● Aim:
Please copy every line of the records below that holds the word "المجموعة".

● Data in this exercise:
<<<<

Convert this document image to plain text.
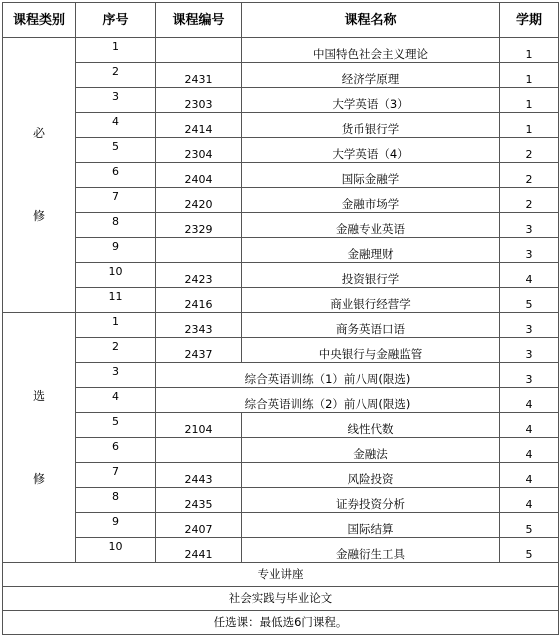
课程类别	序号	课程编号	课程名称	学期

必
修	1		中国特色社会主义理论	1
	2	2431	经济学原理	1
	3	2303	大学英语（3）	1
	4	2414	货币银行学	1
	5	2304	大学英语（4）	2
	6	2404	国际金融学	2
	7	2420	金融市场学	2
	8	2329	金融专业英语	3
	9		金融理财	3
	10	2423	投资银行学	4
	11	2416	商业银行经营学	5

选
修	1	2343	商务英语口语	3
	2	2437	中央银行与金融监管	3
	3	综合英语训练（1）前八周(限选)		3
	4	综合英语训练（2）前八周(限选)		4
	5	2104	线性代数	4
	6		金融法	4
	7	2443	风险投资	4
	8	2435	证券投资分析	4
	9	2407	国际结算	5
	10	2441	金融衍生工具	5
专业讲座				
社会实践与毕业论文				
任选课：最低选6门课程。				
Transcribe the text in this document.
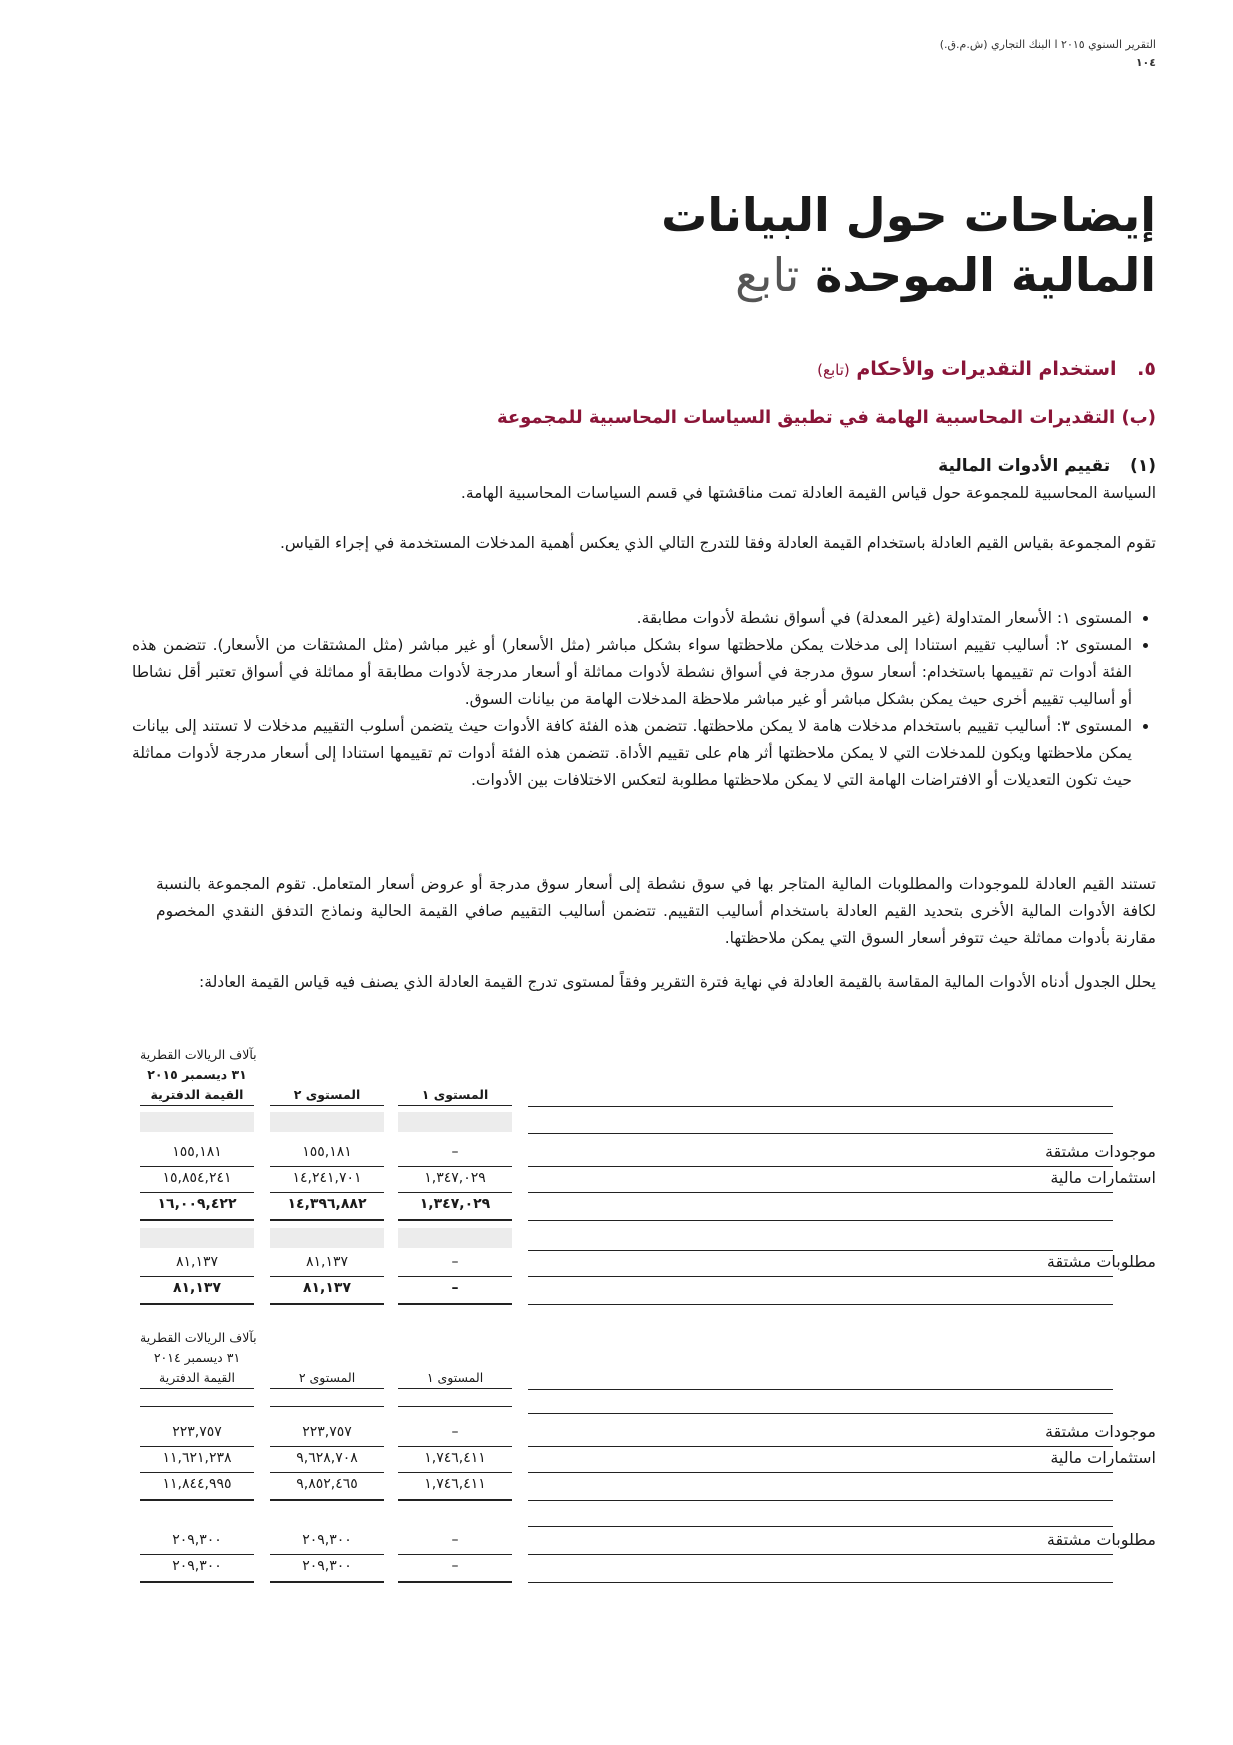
التقرير السنوي ٢٠١٥ ا البنك التجاري (ش.م.ق.)
١٠٤
إيضاحات حول البيانات
المالية الموحدة تابع
٥. استخدام التقديرات والأحكام (تابع)
(ب) التقديرات المحاسبية الهامة في تطبيق السياسات المحاسبية للمجموعة
(١) تقييم الأدوات المالية
السياسة المحاسبية للمجموعة حول قياس القيمة العادلة تمت مناقشتها في قسم السياسات المحاسبية الهامة.
تقوم المجموعة بقياس القيم العادلة باستخدام القيمة العادلة وفقا للتدرج التالي الذي يعكس أهمية المدخلات المستخدمة في إجراء القياس.
• المستوى ١: الأسعار المتداولة (غير المعدلة) في أسواق نشطة لأدوات مطابقة.
• المستوى ٢: أساليب تقييم استنادا إلى مدخلات يمكن ملاحظتها سواء بشكل مباشر (مثل الأسعار) أو غير مباشر (مثل المشتقات من الأسعار). تتضمن هذه الفئة أدوات تم تقييمها باستخدام: أسعار سوق مدرجة في أسواق نشطة لأدوات مماثلة أو أسعار مدرجة لأدوات مطابقة أو مماثلة في أسواق تعتبر أقل نشاطا أو أساليب تقييم أخرى حيث يمكن بشكل مباشر أو غير مباشر ملاحظة المدخلات الهامة من بيانات السوق.
• المستوى ٣: أساليب تقييم باستخدام مدخلات هامة لا يمكن ملاحظتها. تتضمن هذه الفئة كافة الأدوات حيث يتضمن أسلوب التقييم مدخلات لا تستند إلى بيانات يمكن ملاحظتها ويكون للمدخلات التي لا يمكن ملاحظتها أثر هام على تقييم الأداة. تتضمن هذه الفئة أدوات تم تقييمها استنادا إلى أسعار مدرجة لأدوات مماثلة حيث تكون التعديلات أو الافتراضات الهامة التي لا يمكن ملاحظتها مطلوبة لتعكس الاختلافات بين الأدوات.
تستند القيم العادلة للموجودات والمطلوبات المالية المتاجر بها في سوق نشطة إلى أسعار سوق مدرجة أو عروض أسعار المتعامل. تقوم المجموعة بالنسبة لكافة الأدوات المالية الأخرى بتحديد القيم العادلة باستخدام أساليب التقييم. تتضمن أساليب التقييم صافي القيمة الحالية ونماذج التدفق النقدي المخصوم مقارنة بأدوات مماثلة حيث تتوفر أسعار السوق التي يمكن ملاحظتها.
يحلل الجدول أدناه الأدوات المالية المقاسة بالقيمة العادلة في نهاية فترة التقرير وفقاً لمستوى تدرج القيمة العادلة الذي يصنف فيه قياس القيمة العادلة:
بآلاف الريالات القطرية
٣١ ديسمبر ٢٠١٥
القيمة الدفترية	المستوى ٢	المستوى ١
موجودات مشتقة
١٥٥,١٨١	١٥٥,١٨١	–
استثمارات مالية
١٥,٨٥٤,٢٤١	١٤,٢٤١,٧٠١	١,٣٤٧,٠٢٩
١٦,٠٠٩,٤٢٢	١٤,٣٩٦,٨٨٢	١,٣٤٧,٠٢٩
مطلوبات مشتقة
٨١,١٣٧	٨١,١٣٧	–
٨١,١٣٧	٨١,١٣٧	–
بآلاف الريالات القطرية
٣١ ديسمبر ٢٠١٤
القيمة الدفترية	المستوى ٢	المستوى ١
موجودات مشتقة
٢٢٣,٧٥٧	٢٢٣,٧٥٧	–
استثمارات مالية
١١,٦٢١,٢٣٨	٩,٦٢٨,٧٠٨	١,٧٤٦,٤١١
١١,٨٤٤,٩٩٥	٩,٨٥٢,٤٦٥	١,٧٤٦,٤١١
مطلوبات مشتقة
٢٠٩,٣٠٠	٢٠٩,٣٠٠	–
٢٠٩,٣٠٠	٢٠٩,٣٠٠	–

>>>>

● Full solution:
تقوم المجموعة بقياس القيم العادلة باستخدام القيمة العادلة وفقا للتدرج التالي الذي يعكس أهمية المدخلات المستخدمة في إجراء القياس.
تستند القيم العادلة للموجودات والمطلوبات المالية المتاجر بها في سوق نشطة إلى أسعار سوق مدرجة أو عروض أسعار المتعامل. تقوم المجموعة بالنسبة لكافة الأدوات المالية الأخرى بتحديد القيم العادلة باستخدام أساليب التقييم. تتضمن أساليب التقييم صافي القيمة الحالية ونماذج التدفق النقدي المخصوم مقارنة بأدوات مماثلة حيث تتوفر أسعار السوق التي يمكن ملاحظتها.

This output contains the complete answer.